Write out the records word for word, with no pictures.

━━━━━━━━━━━━━━━━━━━━━━━━━━━━━━

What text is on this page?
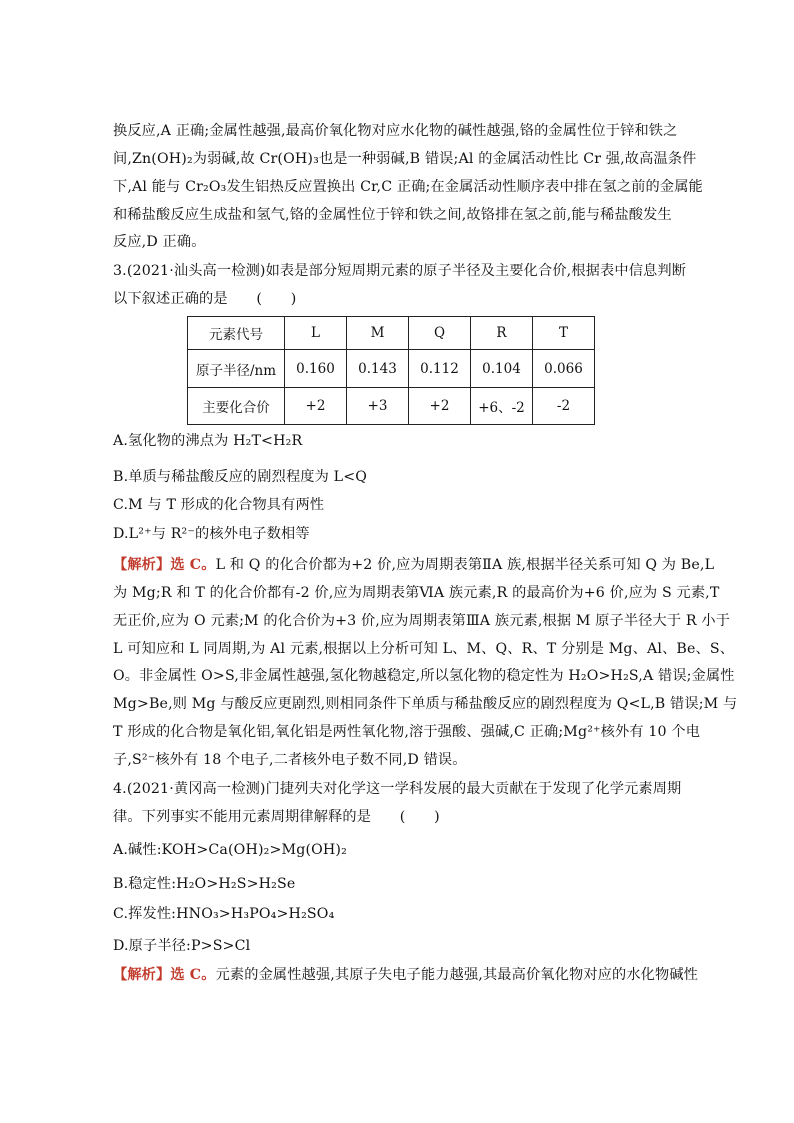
换反应,A 正确;金属性越强,最高价氧化物对应水化物的碱性越强,铬的金属性位于锌和铁之
间,Zn(OH)₂为弱碱,故 Cr(OH)₃也是一种弱碱,B 错误;Al 的金属活动性比 Cr 强,故高温条件
下,Al 能与 Cr₂O₃发生铝热反应置换出 Cr,C 正确;在金属活动性顺序表中排在氢之前的金属能
和稀盐酸反应生成盐和氢气,铬的金属性位于锌和铁之间,故铬排在氢之前,能与稀盐酸发生
反应,D 正确。
3.(2021·汕头高一检测)如表是部分短周期元素的原子半径及主要化合价,根据表中信息判断
以下叙述正确的是　　(　　)
元素代号	L	M	Q	R	T
原子半径/nm	0.160	0.143	0.112	0.104	0.066
主要化合价	+2	+3	+2	+6、-2	-2
A.氢化物的沸点为 H₂T<H₂R
B.单质与稀盐酸反应的剧烈程度为 L<Q
C.M 与 T 形成的化合物具有两性
D.L²⁺与 R²⁻的核外电子数相等
【解析】选 C。L 和 Q 的化合价都为+2 价,应为周期表第ⅡA 族,根据半径关系可知 Q 为 Be,L
为 Mg;R 和 T 的化合价都有-2 价,应为周期表第ⅥA 族元素,R 的最高价为+6 价,应为 S 元素,T
无正价,应为 O 元素;M 的化合价为+3 价,应为周期表第ⅢA 族元素,根据 M 原子半径大于 R 小于
L 可知应和 L 同周期,为 Al 元素,根据以上分析可知 L、M、Q、R、T 分别是 Mg、Al、Be、S、
O。非金属性 O>S,非金属性越强,氢化物越稳定,所以氢化物的稳定性为 H₂O>H₂S,A 错误;金属性
Mg>Be,则 Mg 与酸反应更剧烈,则相同条件下单质与稀盐酸反应的剧烈程度为 Q<L,B 错误;M 与
T 形成的化合物是氧化铝,氧化铝是两性氧化物,溶于强酸、强碱,C 正确;Mg²⁺核外有 10 个电
子,S²⁻核外有 18 个电子,二者核外电子数不同,D 错误。
4.(2021·黄冈高一检测)门捷列夫对化学这一学科发展的最大贡献在于发现了化学元素周期
律。下列事实不能用元素周期律解释的是　　(　　)
A.碱性:KOH>Ca(OH)₂>Mg(OH)₂
B.稳定性:H₂O>H₂S>H₂Se
C.挥发性:HNO₃>H₃PO₄>H₂SO₄
D.原子半径:P>S>Cl
【解析】选 C。元素的金属性越强,其原子失电子能力越强,其最高价氧化物对应的水化物碱性
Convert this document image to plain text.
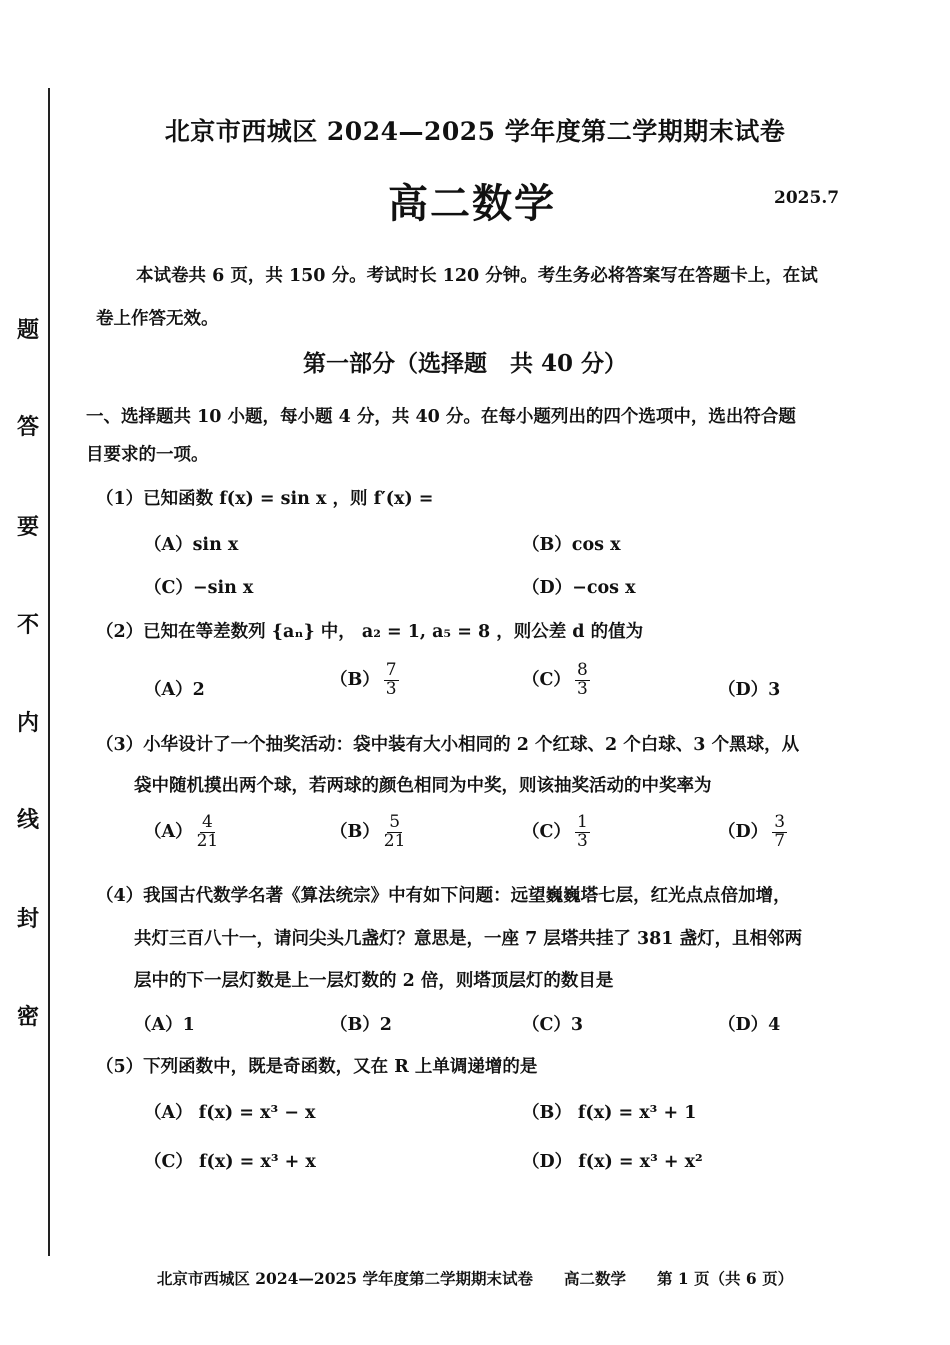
题
答
要
不
内
线
封
密
北京市西城区 2024—2025 学年度第二学期期末试卷
高二数学	2025.7
本试卷共 6 页，共 150 分。考试时长 120 分钟。考生务必将答案写在答题卡上，在试
卷上作答无效。
第一部分（选择题　共 40 分）
一、选择题共 10 小题，每小题 4 分，共 40 分。在每小题列出的四个选项中，选出符合题
目要求的一项。
（1）已知函数 f(x) = sin x ，则 f′(x) =
（A）sin x	（B）cos x
（C）−sin x	（D）−cos x
（2）已知在等差数列 {aₙ} 中， a₂ = 1, a₅ = 8 ，则公差 d 的值为
（A）2
$(B) \frac{7}{3}$	$(C) \frac{8}{3}$	（D）3
（3）小华设计了一个抽奖活动：袋中装有大小相同的 2 个红球、2 个白球、3 个黑球，从
袋中随机摸出两个球，若两球的颜色相同为中奖，则该抽奖活动的中奖率为
$(A) \frac{4}{21}$	$(B) \frac{5}{21}$	$(C) \frac{1}{3}$	$(D) \frac{3}{7}$
（4）我国古代数学名著《算法统宗》中有如下问题：远望巍巍塔七层，红光点点倍加增，
共灯三百八十一，请问尖头几盏灯？意思是，一座 7 层塔共挂了 381 盏灯，且相邻两
层中的下一层灯数是上一层灯数的 2 倍，则塔顶层灯的数目是
（A）1	（B）2	（C）3	（D）4
（5）下列函数中，既是奇函数，又在 R 上单调递增的是
（A） f(x) = x³ − x	（B） f(x) = x³ + 1
（C） f(x) = x³ + x	（D） f(x) = x³ + x²
北京市西城区 2024—2025 学年度第二学期期末试卷　　高二数学　　第 1 页（共 6 页）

━━━━━━━━━━━━━━━━━━━━━━━━━━━━━━

*TASK ANSWER*
What text is on this page?
换反应,A 正确;金属性越强,最高价氧化物对应水化物的碱性越强,铬的金属性位于锌和铁之
间,Zn(OH)₂为弱碱,故 Cr(OH)₃也是一种弱碱,B 错误;Al 的金属活动性比 Cr 强,故高温条件
下,Al 能与 Cr₂O₃发生铝热反应置换出 Cr,C 正确;在金属活动性顺序表中排在氢之前的金属能
和稀盐酸反应生成盐和氢气,铬的金属性位于锌和铁之间,故铬排在氢之前,能与稀盐酸发生
反应,D 正确。
3.(2021·汕头高一检测)如表是部分短周期元素的原子半径及主要化合价,根据表中信息判断
以下叙述正确的是　　(　　)
元素代号	L	M	Q	R	T
原子半径/nm	0.160	0.143	0.112	0.104	0.066
主要化合价	+2	+3	+2	+6、-2	-2
A.氢化物的沸点为 H₂T<H₂R
B.单质与稀盐酸反应的剧烈程度为 L<Q
C.M 与 T 形成的化合物具有两性
D.L²⁺与 R²⁻的核外电子数相等
【解析】选 C。L 和 Q 的化合价都为+2 价,应为周期表第ⅡA 族,根据半径关系可知 Q 为 Be,L
为 Mg;R 和 T 的化合价都有-2 价,应为周期表第ⅥA 族元素,R 的最高价为+6 价,应为 S 元素,T
无正价,应为 O 元素;M 的化合价为+3 价,应为周期表第ⅢA 族元素,根据 M 原子半径大于 R 小于
L 可知应和 L 同周期,为 Al 元素,根据以上分析可知 L、M、Q、R、T 分别是 Mg、Al、Be、S、
O。非金属性 O>S,非金属性越强,氢化物越稳定,所以氢化物的稳定性为 H₂O>H₂S,A 错误;金属性
Mg>Be,则 Mg 与酸反应更剧烈,则相同条件下单质与稀盐酸反应的剧烈程度为 Q<L,B 错误;M 与
T 形成的化合物是氧化铝,氧化铝是两性氧化物,溶于强酸、强碱,C 正确;Mg²⁺核外有 10 个电
子,S²⁻核外有 18 个电子,二者核外电子数不同,D 错误。
4.(2021·黄冈高一检测)门捷列夫对化学这一学科发展的最大贡献在于发现了化学元素周期
律。下列事实不能用元素周期律解释的是　　(　　)
A.碱性:KOH>Ca(OH)₂>Mg(OH)₂
B.稳定性:H₂O>H₂S>H₂Se
C.挥发性:HNO₃>H₃PO₄>H₂SO₄
D.原子半径:P>S>Cl
【解析】选 C。元素的金属性越强,其原子失电子能力越强,其最高价氧化物对应的水化物碱性
Convert this document image to plain text.
题
答
要
不
内
线
封
密
北京市西城区 2024—2025 学年度第二学期期末试卷
高二数学	2025.7
本试卷共 6 页，共 150 分。考试时长 120 分钟。考生务必将答案写在答题卡上，在试
卷上作答无效。
第一部分（选择题　共 40 分）
一、选择题共 10 小题，每小题 4 分，共 40 分。在每小题列出的四个选项中，选出符合题
目要求的一项。
（1）已知函数 f(x) = sin x ，则 f′(x) =
（A）sin x	（B）cos x
（C）−sin x	（D）−cos x
（2）已知在等差数列 {aₙ} 中， a₂ = 1, a₅ = 8 ，则公差 d 的值为
（A）2
$(B) \frac{7}{3}$	$(C) \frac{8}{3}$	（D）3
（3）小华设计了一个抽奖活动：袋中装有大小相同的 2 个红球、2 个白球、3 个黑球，从
袋中随机摸出两个球，若两球的颜色相同为中奖，则该抽奖活动的中奖率为
$(A) \frac{4}{21}$	$(B) \frac{5}{21}$	$(C) \frac{1}{3}$	$(D) \frac{3}{7}$
（4）我国古代数学名著《算法统宗》中有如下问题：远望巍巍塔七层，红光点点倍加增，
共灯三百八十一，请问尖头几盏灯？意思是，一座 7 层塔共挂了 381 盏灯，且相邻两
层中的下一层灯数是上一层灯数的 2 倍，则塔顶层灯的数目是
（A）1	（B）2	（C）3	（D）4
（5）下列函数中，既是奇函数，又在 R 上单调递增的是
（A） f(x) = x³ − x	（B） f(x) = x³ + 1
（C） f(x) = x³ + x	（D） f(x) = x³ + x²
北京市西城区 2024—2025 学年度第二学期期末试卷　　高二数学　　第 1 页（共 6 页）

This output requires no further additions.